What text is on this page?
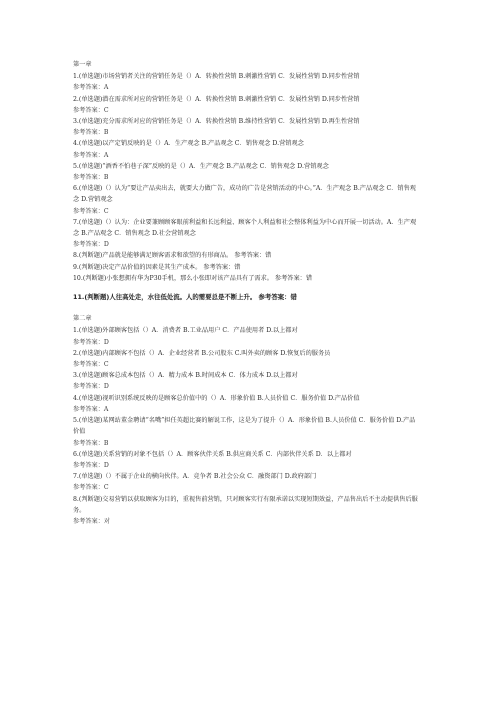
第一章

1.(单选题)市场营销者关注的营销任务是（）A．转换性营销 B.刺激性营销 C．发展性营销 D.同步性营销

参考答案：A

2.(单选题)潜在需求所对应的营销任务是（）A．转换性营销 B.刺激性营销 C．发展性营销 D.同步性营销

参考答案：C

3.(单选题)充分需求所对应的营销任务是（）A．转换性营销 B.维持性营销 C．发展性营销 D.再生性营销

参考答案：B

4.(单选题)以产定销反映的是（）A．生产观念 B.产品观念 C．销售观念 D.营销观念

参考答案：A

5.(单选题)“酒香不怕巷子深”反映的是（）A．生产观念 B.产品观念 C．销售观念 D.营销观念

参考答案：B

6.(单选题)（）认为“要让产品卖出去，就要大力做广告，成功的广告是营销活动的中心。”A．生产观念 B.产品观念 C．销售观念 D.营销观念

参考答案：C

7.(单选题)（）认为：企业要兼顾顾客眼前利益和长远利益、顾客个人利益和社会整体利益为中心而开展一切活动。A．生产观念 B.产品观念 C．销售观念 D.社会营销观念

参考答案：D

8.(判断题)产品就是能够满足顾客需求和欲望的有形商品。 参考答案：错

9.(判断题)决定产品价值的因素是其生产成本。 参考答案：错

10.(判断题)小张想拥有华为P30手机，那么小张即对该产品具有了需求。 参考答案：错

11.(判断题)人往高处走，水往低处流。人的需要总是不断上升。 参考答案：错

第二章

1.(单选题)外部顾客包括（）A．消费者 B.工业品用户 C．产品使用者 D.以上都对

参考答案：D

2.(单选题)内部顾客不包括（）A．企业经营者 B.公司股东 C.叫外卖的顾客 D.恢复后的服务员

参考答案：C

3.(单选题)顾客总成本包括（）A．精力成本 B.时间成本 C．体力成本 D.以上都对

参考答案：D

4.(单选题)视听识别系统反映的是顾客总价值中的（）A．形象价值 B.人员价值 C．服务价值 D.产品价值

参考答案：A

5.(单选题)某网站董金聘请“名嘴”担任英超比赛的解说工作，这是为了提升（）A．形象价值 B.人员价值 C．服务价值 D.产品价值

参考答案：B

6.(单选题)关系营销的对象不包括（）A．顾客伙伴关系 B.供应商关系 C．内部伙伴关系 D．以上都对

参考答案：D

7.(单选题)（）不属于企业的横向伙伴。A．竞争者 B.社会公众 C．融资部门 D.政府部门

参考答案：C

8.(判断题)交易营销以获取顾客为目的，重视售前营销，只对顾客实行有限承诺以实现短期效益，产品售出后不主动提供售后服务。

参考答案：对
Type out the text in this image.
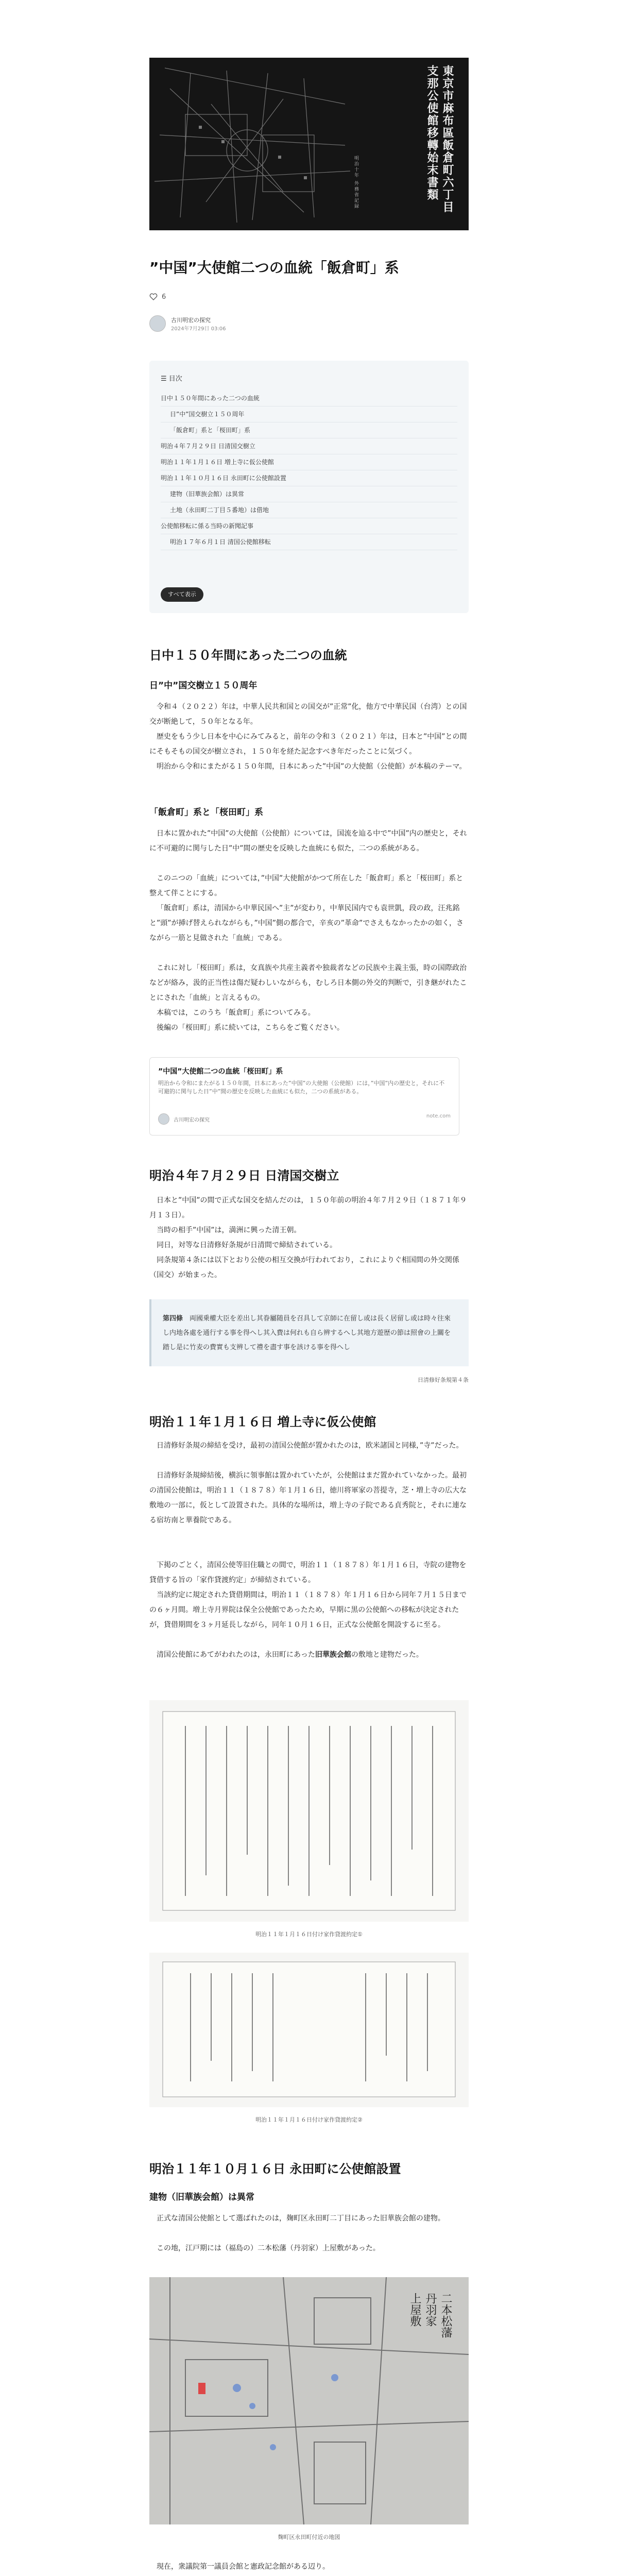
東京市麻布區飯倉町六丁目
支那公使館移轉始末書類
明治十年 外務省記録
”中国”大使館二つの血統「飯倉町」系
6
古川明宏の探究
2024年7月29日 03:06
☰ 目次
日中１５０年間にあった二つの血統
日”中”国交樹立１５０周年
「飯倉町」系と「桜田町」系
明治４年７月２９日 日清国交樹立
明治１１年１月１６日 増上寺に仮公使館
明治１１年１０月１６日 永田町に公使館設置
建物（旧華族会館）は異常
土地（永田町二丁目５番地）は借地
公使館移転に係る当時の新聞記事
明治１７年６月１日 清国公使館移転
すべて表示
日中１５０年間にあった二つの血統
日”中”国交樹立１５０周年

令和４（２０２２）年は，中華人民共和国との国交が”正常”化，他方で中華民国（台湾）との国交が断絶して，５０年となる年。

歴史をもう少し日本を中心にみてみると，前年の令和３（２０２１）年は，日本と”中国”との間にそもそもの国交が樹立され，１５０年を経た記念すべき年だったことに気づく。

明治から令和にまたがる１５０年間，日本にあった”中国”の大使館（公使館）が本稿のテーマ。

「飯倉町」系と「桜田町」系

日本に置かれた”中国”の大使館（公使館）については，国流を辿る中で”中国”内の歴史と，それに不可避的に関与した日”中”間の歴史を反映した血統にも似た，二つの系統がある。

このニつの「血統」については，”中国”大使館がかつて所在した「飯倉町」系と「桜田町」系と整えて伴ことにする。

「飯倉町」系は，清国から中華民国へ”主”が変わり，中華民国内でも袁世凱，段の政，汪兆銘と”頭”が挿げ替えられながらも，”中国”側の都合で，辛亥の”革命”でさえもなかったかの如く，さながら一筋と見做された「血統」である。

これに対し「桜田町」系は，女真族や共産主義者や独裁者などの民族や主義主張，時の国際政治などが絡み，汲的正当性は傷だ疑わしいながらも，むしろ日本側の外交的判断で，引き継がれたことにされた「血統」と言えるもの。

本稿では，このうち「飯倉町」系についてみる。

後編の「桜田町」系に続いては，こちらをご覧ください。

”中国”大使館二つの血統「桜田町」系
明治から令和にまたがる１５０年間，日本にあった”中国”の大使館（公使館）には，”中国”内の歴史と，それに不可避的に関与した日”中”間の歴史を反映した血統にも似た，二つの系統がある。
古川明宏の探究
note.com
明治４年７月２９日 日清国交樹立

日本と”中国”の間で正式な国交を結んだのは，１５０年前の明治４年７月２９日（１８７１年９月１３日）。

当時の相手”中国”は，満洲に興った清王朝。

同日，対等な日清修好条規が日清間で締結されている。

同条規第４条には以下とおり公使の相互交換が行われており，これによりぐ相国間の外交関係（国交）が始まった。

第四條　 両國乗權大臣を差出し其眷屬随員を召具して京師に在留し或は長く居留し或は時々往來し内地各處を通行する事を得へし其入費は何れも自ら辨するへし其地方遊歴の節は照會の上關を踏し是に竹麦の費實も支辨して禮を盡す事を該ける事を得へし
日清修好条規第４条
明治１１年１月１６日 増上寺に仮公使館

日清修好条規の締結を受け，最初の清国公使館が置かれたのは，欧米諸国と同様，”寺”だった。

日清修好条規締結後，横浜に領事館は置かれていたが，公使館はまだ置かれていなかった。最初の清国公使館は，明治１１（１８７８）年１月１６日，徳川将軍家の菩提寺，芝・増上寺の広大な敷地の一部に，仮として設置された。具体的な場所は，増上寺の子院である貞秀院と，それに連なる宿坊南と華養院である。

下掲のごとく，清国公使等旧住職との間で，明治１１（１８７８）年１月１６日，寺院の建物を貸借する旨の「家作貸渡約定」が締結されている。

当該約定に規定された貸借期間は，明治１１（１８７８）年１月１６日から同年７月１５日までの６ヶ月間。増上寺月界院は保全公使館であったため，早期に黒の公使館への移転が決定されたが，貸借期間を３ヶ月延長しながら，同年１０月１６日，正式な公使館を開設するに至る。

清国公使館にあてがわれたのは，永田町にあった旧華族会館の敷地と建物だった。

明治１１年１月１６日付け家作貸渡約定①
明治１１年１月１６日付け家作貸渡約定②
明治１１年１０月１６日 永田町に公使館設置
建物（旧華族会館）は異常

正式な清国公使館として選ばれたのは，麹町区永田町二丁目にあった旧華族会館の建物。

この地，江戸期には（福島の）二本松藩（丹羽家）上屋敷があった。

二本松藩
丹羽家
上屋敷
麹町区永田町付近の地図

現在，衆議院第一議員会館と憲政記念館がある辺り。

SHORT TASK |
Images must not appear in the copy; reproduce everything else in the records verbatim.

RESULT |
What text is on this page?
第一章

1.(单选题)市场营销者关注的营销任务是（）A．转换性营销 B.刺激性营销 C．发展性营销 D.同步性营销

参考答案：A

2.(单选题)潜在需求所对应的营销任务是（）A．转换性营销 B.刺激性营销 C．发展性营销 D.同步性营销

参考答案：C

3.(单选题)充分需求所对应的营销任务是（）A．转换性营销 B.维持性营销 C．发展性营销 D.再生性营销

参考答案：B

4.(单选题)以产定销反映的是（）A．生产观念 B.产品观念 C．销售观念 D.营销观念

参考答案：A

5.(单选题)“酒香不怕巷子深”反映的是（）A．生产观念 B.产品观念 C．销售观念 D.营销观念

参考答案：B

6.(单选题)（）认为“要让产品卖出去，就要大力做广告，成功的广告是营销活动的中心。”A．生产观念 B.产品观念 C．销售观念 D.营销观念

参考答案：C

7.(单选题)（）认为：企业要兼顾顾客眼前利益和长远利益、顾客个人利益和社会整体利益为中心而开展一切活动。A．生产观念 B.产品观念 C．销售观念 D.社会营销观念

参考答案：D

8.(判断题)产品就是能够满足顾客需求和欲望的有形商品。 参考答案：错

9.(判断题)决定产品价值的因素是其生产成本。 参考答案：错

10.(判断题)小张想拥有华为P30手机，那么小张即对该产品具有了需求。 参考答案：错

11.(判断题)人往高处走，水往低处流。人的需要总是不断上升。 参考答案：错

第二章

1.(单选题)外部顾客包括（）A．消费者 B.工业品用户 C．产品使用者 D.以上都对

参考答案：D

2.(单选题)内部顾客不包括（）A．企业经营者 B.公司股东 C.叫外卖的顾客 D.恢复后的服务员

参考答案：C

3.(单选题)顾客总成本包括（）A．精力成本 B.时间成本 C．体力成本 D.以上都对

参考答案：D

4.(单选题)视听识别系统反映的是顾客总价值中的（）A．形象价值 B.人员价值 C．服务价值 D.产品价值

参考答案：A

5.(单选题)某网站董金聘请“名嘴”担任英超比赛的解说工作，这是为了提升（）A．形象价值 B.人员价值 C．服务价值 D.产品价值

参考答案：B

6.(单选题)关系营销的对象不包括（）A．顾客伙伴关系 B.供应商关系 C．内部伙伴关系 D．以上都对

参考答案：D

7.(单选题)（）不属于企业的横向伙伴。A．竞争者 B.社会公众 C．融资部门 D.政府部门

参考答案：C

8.(判断题)交易营销以获取顾客为目的，重视售前营销，只对顾客实行有限承诺以实现短期效益，产品售出后不主动提供售后服务。

参考答案：对
Type out the text in this image.
東京市麻布區飯倉町六丁目
支那公使館移轉始末書類
明治十年 外務省記録
”中国”大使館二つの血統「飯倉町」系
6
古川明宏の探究
2024年7月29日 03:06
☰ 目次
日中１５０年間にあった二つの血統
日”中”国交樹立１５０周年
「飯倉町」系と「桜田町」系
明治４年７月２９日 日清国交樹立
明治１１年１月１６日 増上寺に仮公使館
明治１１年１０月１６日 永田町に公使館設置
建物（旧華族会館）は異常
土地（永田町二丁目５番地）は借地
公使館移転に係る当時の新聞記事
明治１７年６月１日 清国公使館移転
すべて表示
日中１５０年間にあった二つの血統
日”中”国交樹立１５０周年

令和４（２０２２）年は，中華人民共和国との国交が”正常”化，他方で中華民国（台湾）との国交が断絶して，５０年となる年。

歴史をもう少し日本を中心にみてみると，前年の令和３（２０２１）年は，日本と”中国”との間にそもそもの国交が樹立され，１５０年を経た記念すべき年だったことに気づく。

明治から令和にまたがる１５０年間，日本にあった”中国”の大使館（公使館）が本稿のテーマ。

「飯倉町」系と「桜田町」系

日本に置かれた”中国”の大使館（公使館）については，国流を辿る中で”中国”内の歴史と，それに不可避的に関与した日”中”間の歴史を反映した血統にも似た，二つの系統がある。

このニつの「血統」については，”中国”大使館がかつて所在した「飯倉町」系と「桜田町」系と整えて伴ことにする。

「飯倉町」系は，清国から中華民国へ”主”が変わり，中華民国内でも袁世凱，段の政，汪兆銘と”頭”が挿げ替えられながらも，”中国”側の都合で，辛亥の”革命”でさえもなかったかの如く，さながら一筋と見做された「血統」である。

これに対し「桜田町」系は，女真族や共産主義者や独裁者などの民族や主義主張，時の国際政治などが絡み，汲的正当性は傷だ疑わしいながらも，むしろ日本側の外交的判断で，引き継がれたことにされた「血統」と言えるもの。

本稿では，このうち「飯倉町」系についてみる。

後編の「桜田町」系に続いては，こちらをご覧ください。

”中国”大使館二つの血統「桜田町」系
明治から令和にまたがる１５０年間，日本にあった”中国”の大使館（公使館）には，”中国”内の歴史と，それに不可避的に関与した日”中”間の歴史を反映した血統にも似た，二つの系統がある。
古川明宏の探究
note.com
明治４年７月２９日 日清国交樹立

日本と”中国”の間で正式な国交を結んだのは，１５０年前の明治４年７月２９日（１８７１年９月１３日）。

当時の相手”中国”は，満洲に興った清王朝。

同日，対等な日清修好条規が日清間で締結されている。

同条規第４条には以下とおり公使の相互交換が行われており，これによりぐ相国間の外交関係（国交）が始まった。

第四條　 両國乗權大臣を差出し其眷屬随員を召具して京師に在留し或は長く居留し或は時々往來し内地各處を通行する事を得へし其入費は何れも自ら辨するへし其地方遊歴の節は照會の上關を踏し是に竹麦の費實も支辨して禮を盡す事を該ける事を得へし
日清修好条規第４条
明治１１年１月１６日 増上寺に仮公使館

日清修好条規の締結を受け，最初の清国公使館が置かれたのは，欧米諸国と同様，”寺”だった。

日清修好条規締結後，横浜に領事館は置かれていたが，公使館はまだ置かれていなかった。最初の清国公使館は，明治１１（１８７８）年１月１６日，徳川将軍家の菩提寺，芝・増上寺の広大な敷地の一部に，仮として設置された。具体的な場所は，増上寺の子院である貞秀院と，それに連なる宿坊南と華養院である。

下掲のごとく，清国公使等旧住職との間で，明治１１（１８７８）年１月１６日，寺院の建物を貸借する旨の「家作貸渡約定」が締結されている。

当該約定に規定された貸借期間は，明治１１（１８７８）年１月１６日から同年７月１５日までの６ヶ月間。増上寺月界院は保全公使館であったため，早期に黒の公使館への移転が決定されたが，貸借期間を３ヶ月延長しながら，同年１０月１６日，正式な公使館を開設するに至る。

清国公使館にあてがわれたのは，永田町にあった旧華族会館の敷地と建物だった。

明治１１年１月１６日付け家作貸渡約定①
明治１１年１月１６日付け家作貸渡約定②
明治１１年１０月１６日 永田町に公使館設置
建物（旧華族会館）は異常

正式な清国公使館として選ばれたのは，麹町区永田町二丁目にあった旧華族会館の建物。

この地，江戸期には（福島の）二本松藩（丹羽家）上屋敷があった。

二本松藩
丹羽家
上屋敷
麹町区永田町付近の地図

現在，衆議院第一議員会館と憲政記念館がある辺り。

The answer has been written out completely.